Figure record listings
··········

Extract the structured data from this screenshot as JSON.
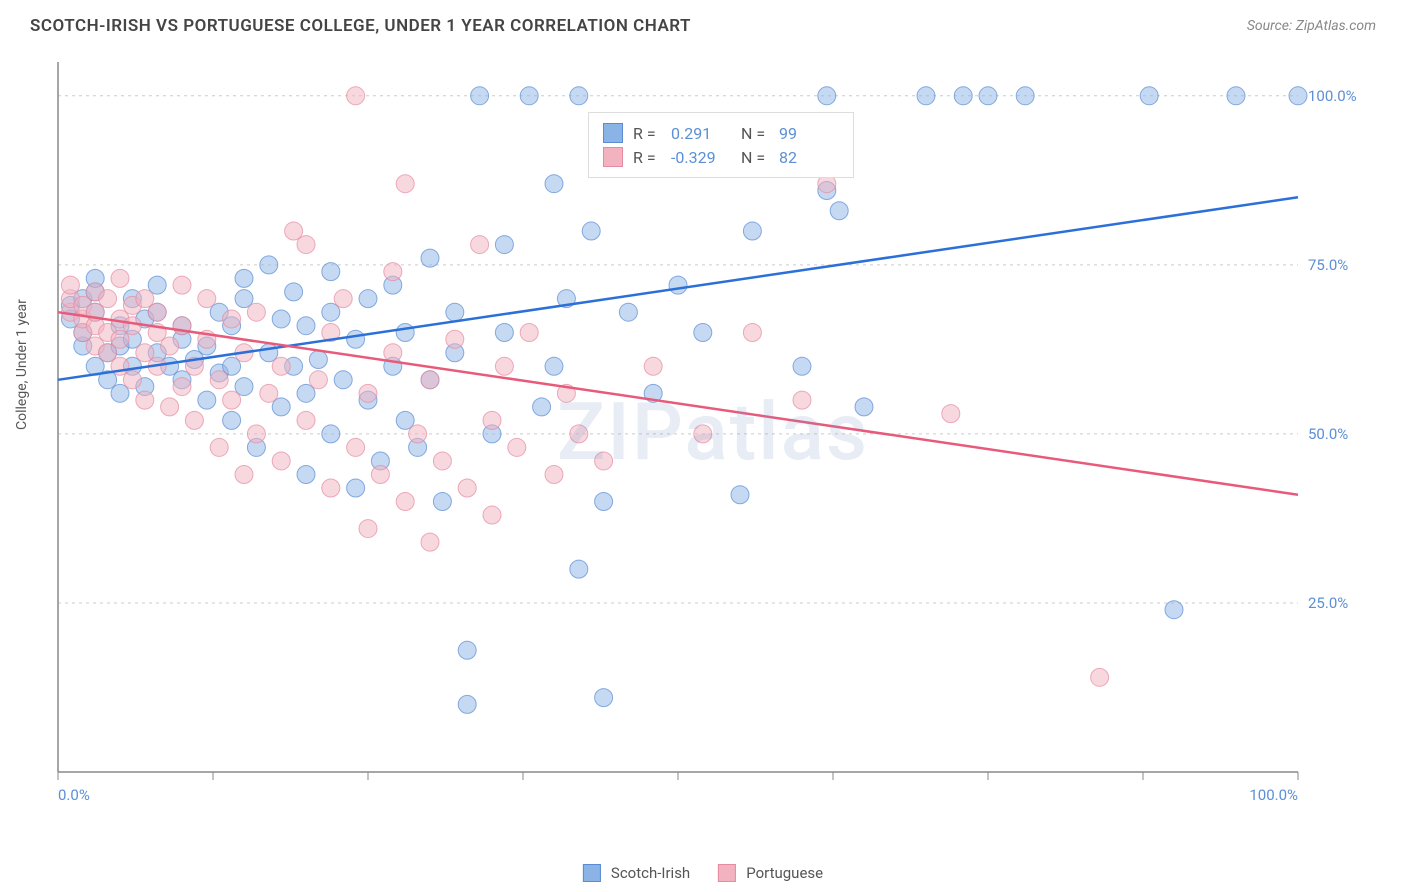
{
  "header": {
    "title": "SCOTCH-IRISH VS PORTUGUESE COLLEGE, UNDER 1 YEAR CORRELATION CHART",
    "source": "Source: ZipAtlas.com"
  },
  "y_axis_label": "College, Under 1 year",
  "watermark": "ZIPatlas",
  "chart": {
    "type": "scatter",
    "xlim": [
      0,
      100
    ],
    "ylim": [
      0,
      105
    ],
    "x_ticks": [
      0,
      12.5,
      25,
      37.5,
      50,
      62.5,
      75,
      87.5,
      100
    ],
    "x_tick_labels": {
      "0": "0.0%",
      "100": "100.0%"
    },
    "y_gridlines": [
      25,
      50,
      75,
      100
    ],
    "y_tick_labels": {
      "25": "25.0%",
      "50": "50.0%",
      "75": "75.0%",
      "100": "100.0%"
    },
    "background_color": "#ffffff",
    "grid_color": "#cccccc",
    "axis_color": "#888888",
    "marker_radius": 9,
    "marker_opacity": 0.5,
    "series": [
      {
        "name": "Scotch-Irish",
        "color": "#8bb3e6",
        "stroke": "#5a8bd4",
        "line_color": "#2b6fd8",
        "line_width": 2.5,
        "trend": {
          "y_at_x0": 58,
          "y_at_x100": 85
        },
        "R": "0.291",
        "N": "99",
        "points": [
          [
            1,
            67
          ],
          [
            1,
            69
          ],
          [
            2,
            63
          ],
          [
            2,
            65
          ],
          [
            2,
            70
          ],
          [
            3,
            60
          ],
          [
            3,
            68
          ],
          [
            3,
            71
          ],
          [
            3,
            73
          ],
          [
            4,
            58
          ],
          [
            4,
            62
          ],
          [
            5,
            56
          ],
          [
            5,
            63
          ],
          [
            5,
            66
          ],
          [
            6,
            60
          ],
          [
            6,
            64
          ],
          [
            6,
            70
          ],
          [
            7,
            57
          ],
          [
            7,
            67
          ],
          [
            8,
            62
          ],
          [
            8,
            68
          ],
          [
            8,
            72
          ],
          [
            9,
            60
          ],
          [
            10,
            58
          ],
          [
            10,
            64
          ],
          [
            10,
            66
          ],
          [
            11,
            61
          ],
          [
            12,
            55
          ],
          [
            12,
            63
          ],
          [
            13,
            59
          ],
          [
            13,
            68
          ],
          [
            14,
            52
          ],
          [
            14,
            60
          ],
          [
            14,
            66
          ],
          [
            15,
            57
          ],
          [
            15,
            70
          ],
          [
            15,
            73
          ],
          [
            16,
            48
          ],
          [
            17,
            62
          ],
          [
            17,
            75
          ],
          [
            18,
            54
          ],
          [
            18,
            67
          ],
          [
            19,
            60
          ],
          [
            19,
            71
          ],
          [
            20,
            44
          ],
          [
            20,
            56
          ],
          [
            20,
            66
          ],
          [
            21,
            61
          ],
          [
            22,
            50
          ],
          [
            22,
            68
          ],
          [
            22,
            74
          ],
          [
            23,
            58
          ],
          [
            24,
            42
          ],
          [
            24,
            64
          ],
          [
            25,
            55
          ],
          [
            25,
            70
          ],
          [
            26,
            46
          ],
          [
            27,
            60
          ],
          [
            27,
            72
          ],
          [
            28,
            52
          ],
          [
            28,
            65
          ],
          [
            29,
            48
          ],
          [
            30,
            58
          ],
          [
            30,
            76
          ],
          [
            31,
            40
          ],
          [
            32,
            62
          ],
          [
            32,
            68
          ],
          [
            33,
            10
          ],
          [
            33,
            18
          ],
          [
            34,
            100
          ],
          [
            35,
            50
          ],
          [
            36,
            65
          ],
          [
            36,
            78
          ],
          [
            38,
            100
          ],
          [
            39,
            54
          ],
          [
            40,
            60
          ],
          [
            40,
            87
          ],
          [
            41,
            70
          ],
          [
            42,
            30
          ],
          [
            42,
            100
          ],
          [
            43,
            80
          ],
          [
            44,
            11
          ],
          [
            44,
            40
          ],
          [
            46,
            68
          ],
          [
            48,
            56
          ],
          [
            50,
            72
          ],
          [
            52,
            65
          ],
          [
            55,
            41
          ],
          [
            56,
            80
          ],
          [
            58,
            92
          ],
          [
            60,
            60
          ],
          [
            62,
            86
          ],
          [
            62,
            100
          ],
          [
            63,
            83
          ],
          [
            65,
            54
          ],
          [
            70,
            100
          ],
          [
            73,
            100
          ],
          [
            75,
            100
          ],
          [
            78,
            100
          ],
          [
            88,
            100
          ],
          [
            90,
            24
          ],
          [
            95,
            100
          ],
          [
            100,
            100
          ]
        ]
      },
      {
        "name": "Portuguese",
        "color": "#f2b2c0",
        "stroke": "#e68aa0",
        "line_color": "#e85a7a",
        "line_width": 2.5,
        "trend": {
          "y_at_x0": 68,
          "y_at_x100": 41
        },
        "R": "-0.329",
        "N": "82",
        "points": [
          [
            1,
            68
          ],
          [
            1,
            70
          ],
          [
            1,
            72
          ],
          [
            2,
            65
          ],
          [
            2,
            67
          ],
          [
            2,
            69
          ],
          [
            3,
            63
          ],
          [
            3,
            66
          ],
          [
            3,
            71
          ],
          [
            3,
            68
          ],
          [
            4,
            62
          ],
          [
            4,
            65
          ],
          [
            4,
            70
          ],
          [
            5,
            60
          ],
          [
            5,
            64
          ],
          [
            5,
            67
          ],
          [
            5,
            73
          ],
          [
            6,
            58
          ],
          [
            6,
            66
          ],
          [
            6,
            69
          ],
          [
            7,
            55
          ],
          [
            7,
            62
          ],
          [
            7,
            70
          ],
          [
            8,
            60
          ],
          [
            8,
            65
          ],
          [
            8,
            68
          ],
          [
            9,
            54
          ],
          [
            9,
            63
          ],
          [
            10,
            57
          ],
          [
            10,
            66
          ],
          [
            10,
            72
          ],
          [
            11,
            52
          ],
          [
            11,
            60
          ],
          [
            12,
            64
          ],
          [
            12,
            70
          ],
          [
            13,
            48
          ],
          [
            13,
            58
          ],
          [
            14,
            55
          ],
          [
            14,
            67
          ],
          [
            15,
            44
          ],
          [
            15,
            62
          ],
          [
            16,
            50
          ],
          [
            16,
            68
          ],
          [
            17,
            56
          ],
          [
            18,
            46
          ],
          [
            18,
            60
          ],
          [
            19,
            80
          ],
          [
            20,
            52
          ],
          [
            20,
            78
          ],
          [
            21,
            58
          ],
          [
            22,
            42
          ],
          [
            22,
            65
          ],
          [
            23,
            70
          ],
          [
            24,
            48
          ],
          [
            24,
            100
          ],
          [
            25,
            36
          ],
          [
            25,
            56
          ],
          [
            26,
            44
          ],
          [
            27,
            62
          ],
          [
            27,
            74
          ],
          [
            28,
            40
          ],
          [
            28,
            87
          ],
          [
            29,
            50
          ],
          [
            30,
            34
          ],
          [
            30,
            58
          ],
          [
            31,
            46
          ],
          [
            32,
            64
          ],
          [
            33,
            42
          ],
          [
            34,
            78
          ],
          [
            35,
            38
          ],
          [
            35,
            52
          ],
          [
            36,
            60
          ],
          [
            37,
            48
          ],
          [
            38,
            65
          ],
          [
            40,
            44
          ],
          [
            41,
            56
          ],
          [
            42,
            50
          ],
          [
            44,
            46
          ],
          [
            48,
            60
          ],
          [
            52,
            50
          ],
          [
            56,
            65
          ],
          [
            60,
            55
          ],
          [
            62,
            87
          ],
          [
            72,
            53
          ],
          [
            84,
            14
          ]
        ]
      }
    ]
  },
  "legend_labels": {
    "R": "R =",
    "N": "N ="
  }
}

··········

• [Task to carry out]:
Pictures in the records should not appear in your copy, but everything else must be transcribed exactly.

• [Result below]:
Extract the structured data from this screenshot as JSON.
{
  "header": {
    "title": "SCOTCH-IRISH VS PORTUGUESE COLLEGE, UNDER 1 YEAR CORRELATION CHART",
    "source": "Source: ZipAtlas.com"
  },
  "y_axis_label": "College, Under 1 year",
  "watermark": "ZIPatlas",
  "chart": {
    "type": "scatter",
    "xlim": [
      0,
      100
    ],
    "ylim": [
      0,
      105
    ],
    "x_ticks": [
      0,
      12.5,
      25,
      37.5,
      50,
      62.5,
      75,
      87.5,
      100
    ],
    "x_tick_labels": {
      "0": "0.0%",
      "100": "100.0%"
    },
    "y_gridlines": [
      25,
      50,
      75,
      100
    ],
    "y_tick_labels": {
      "25": "25.0%",
      "50": "50.0%",
      "75": "75.0%",
      "100": "100.0%"
    },
    "background_color": "#ffffff",
    "grid_color": "#cccccc",
    "axis_color": "#888888",
    "marker_radius": 9,
    "marker_opacity": 0.5,
    "series": [
      {
        "name": "Scotch-Irish",
        "color": "#8bb3e6",
        "stroke": "#5a8bd4",
        "line_color": "#2b6fd8",
        "line_width": 2.5,
        "trend": {
          "y_at_x0": 58,
          "y_at_x100": 85
        },
        "R": "0.291",
        "N": "99",
        "points": [
          [
            1,
            67
          ],
          [
            1,
            69
          ],
          [
            2,
            63
          ],
          [
            2,
            65
          ],
          [
            2,
            70
          ],
          [
            3,
            60
          ],
          [
            3,
            68
          ],
          [
            3,
            71
          ],
          [
            3,
            73
          ],
          [
            4,
            58
          ],
          [
            4,
            62
          ],
          [
            5,
            56
          ],
          [
            5,
            63
          ],
          [
            5,
            66
          ],
          [
            6,
            60
          ],
          [
            6,
            64
          ],
          [
            6,
            70
          ],
          [
            7,
            57
          ],
          [
            7,
            67
          ],
          [
            8,
            62
          ],
          [
            8,
            68
          ],
          [
            8,
            72
          ],
          [
            9,
            60
          ],
          [
            10,
            58
          ],
          [
            10,
            64
          ],
          [
            10,
            66
          ],
          [
            11,
            61
          ],
          [
            12,
            55
          ],
          [
            12,
            63
          ],
          [
            13,
            59
          ],
          [
            13,
            68
          ],
          [
            14,
            52
          ],
          [
            14,
            60
          ],
          [
            14,
            66
          ],
          [
            15,
            57
          ],
          [
            15,
            70
          ],
          [
            15,
            73
          ],
          [
            16,
            48
          ],
          [
            17,
            62
          ],
          [
            17,
            75
          ],
          [
            18,
            54
          ],
          [
            18,
            67
          ],
          [
            19,
            60
          ],
          [
            19,
            71
          ],
          [
            20,
            44
          ],
          [
            20,
            56
          ],
          [
            20,
            66
          ],
          [
            21,
            61
          ],
          [
            22,
            50
          ],
          [
            22,
            68
          ],
          [
            22,
            74
          ],
          [
            23,
            58
          ],
          [
            24,
            42
          ],
          [
            24,
            64
          ],
          [
            25,
            55
          ],
          [
            25,
            70
          ],
          [
            26,
            46
          ],
          [
            27,
            60
          ],
          [
            27,
            72
          ],
          [
            28,
            52
          ],
          [
            28,
            65
          ],
          [
            29,
            48
          ],
          [
            30,
            58
          ],
          [
            30,
            76
          ],
          [
            31,
            40
          ],
          [
            32,
            62
          ],
          [
            32,
            68
          ],
          [
            33,
            10
          ],
          [
            33,
            18
          ],
          [
            34,
            100
          ],
          [
            35,
            50
          ],
          [
            36,
            65
          ],
          [
            36,
            78
          ],
          [
            38,
            100
          ],
          [
            39,
            54
          ],
          [
            40,
            60
          ],
          [
            40,
            87
          ],
          [
            41,
            70
          ],
          [
            42,
            30
          ],
          [
            42,
            100
          ],
          [
            43,
            80
          ],
          [
            44,
            11
          ],
          [
            44,
            40
          ],
          [
            46,
            68
          ],
          [
            48,
            56
          ],
          [
            50,
            72
          ],
          [
            52,
            65
          ],
          [
            55,
            41
          ],
          [
            56,
            80
          ],
          [
            58,
            92
          ],
          [
            60,
            60
          ],
          [
            62,
            86
          ],
          [
            62,
            100
          ],
          [
            63,
            83
          ],
          [
            65,
            54
          ],
          [
            70,
            100
          ],
          [
            73,
            100
          ],
          [
            75,
            100
          ],
          [
            78,
            100
          ],
          [
            88,
            100
          ],
          [
            90,
            24
          ],
          [
            95,
            100
          ],
          [
            100,
            100
          ]
        ]
      },
      {
        "name": "Portuguese",
        "color": "#f2b2c0",
        "stroke": "#e68aa0",
        "line_color": "#e85a7a",
        "line_width": 2.5,
        "trend": {
          "y_at_x0": 68,
          "y_at_x100": 41
        },
        "R": "-0.329",
        "N": "82",
        "points": [
          [
            1,
            68
          ],
          [
            1,
            70
          ],
          [
            1,
            72
          ],
          [
            2,
            65
          ],
          [
            2,
            67
          ],
          [
            2,
            69
          ],
          [
            3,
            63
          ],
          [
            3,
            66
          ],
          [
            3,
            71
          ],
          [
            3,
            68
          ],
          [
            4,
            62
          ],
          [
            4,
            65
          ],
          [
            4,
            70
          ],
          [
            5,
            60
          ],
          [
            5,
            64
          ],
          [
            5,
            67
          ],
          [
            5,
            73
          ],
          [
            6,
            58
          ],
          [
            6,
            66
          ],
          [
            6,
            69
          ],
          [
            7,
            55
          ],
          [
            7,
            62
          ],
          [
            7,
            70
          ],
          [
            8,
            60
          ],
          [
            8,
            65
          ],
          [
            8,
            68
          ],
          [
            9,
            54
          ],
          [
            9,
            63
          ],
          [
            10,
            57
          ],
          [
            10,
            66
          ],
          [
            10,
            72
          ],
          [
            11,
            52
          ],
          [
            11,
            60
          ],
          [
            12,
            64
          ],
          [
            12,
            70
          ],
          [
            13,
            48
          ],
          [
            13,
            58
          ],
          [
            14,
            55
          ],
          [
            14,
            67
          ],
          [
            15,
            44
          ],
          [
            15,
            62
          ],
          [
            16,
            50
          ],
          [
            16,
            68
          ],
          [
            17,
            56
          ],
          [
            18,
            46
          ],
          [
            18,
            60
          ],
          [
            19,
            80
          ],
          [
            20,
            52
          ],
          [
            20,
            78
          ],
          [
            21,
            58
          ],
          [
            22,
            42
          ],
          [
            22,
            65
          ],
          [
            23,
            70
          ],
          [
            24,
            48
          ],
          [
            24,
            100
          ],
          [
            25,
            36
          ],
          [
            25,
            56
          ],
          [
            26,
            44
          ],
          [
            27,
            62
          ],
          [
            27,
            74
          ],
          [
            28,
            40
          ],
          [
            28,
            87
          ],
          [
            29,
            50
          ],
          [
            30,
            34
          ],
          [
            30,
            58
          ],
          [
            31,
            46
          ],
          [
            32,
            64
          ],
          [
            33,
            42
          ],
          [
            34,
            78
          ],
          [
            35,
            38
          ],
          [
            35,
            52
          ],
          [
            36,
            60
          ],
          [
            37,
            48
          ],
          [
            38,
            65
          ],
          [
            40,
            44
          ],
          [
            41,
            56
          ],
          [
            42,
            50
          ],
          [
            44,
            46
          ],
          [
            48,
            60
          ],
          [
            52,
            50
          ],
          [
            56,
            65
          ],
          [
            60,
            55
          ],
          [
            62,
            87
          ],
          [
            72,
            53
          ],
          [
            84,
            14
          ]
        ]
      }
    ]
  },
  "legend_labels": {
    "R": "R =",
    "N": "N ="
  }
}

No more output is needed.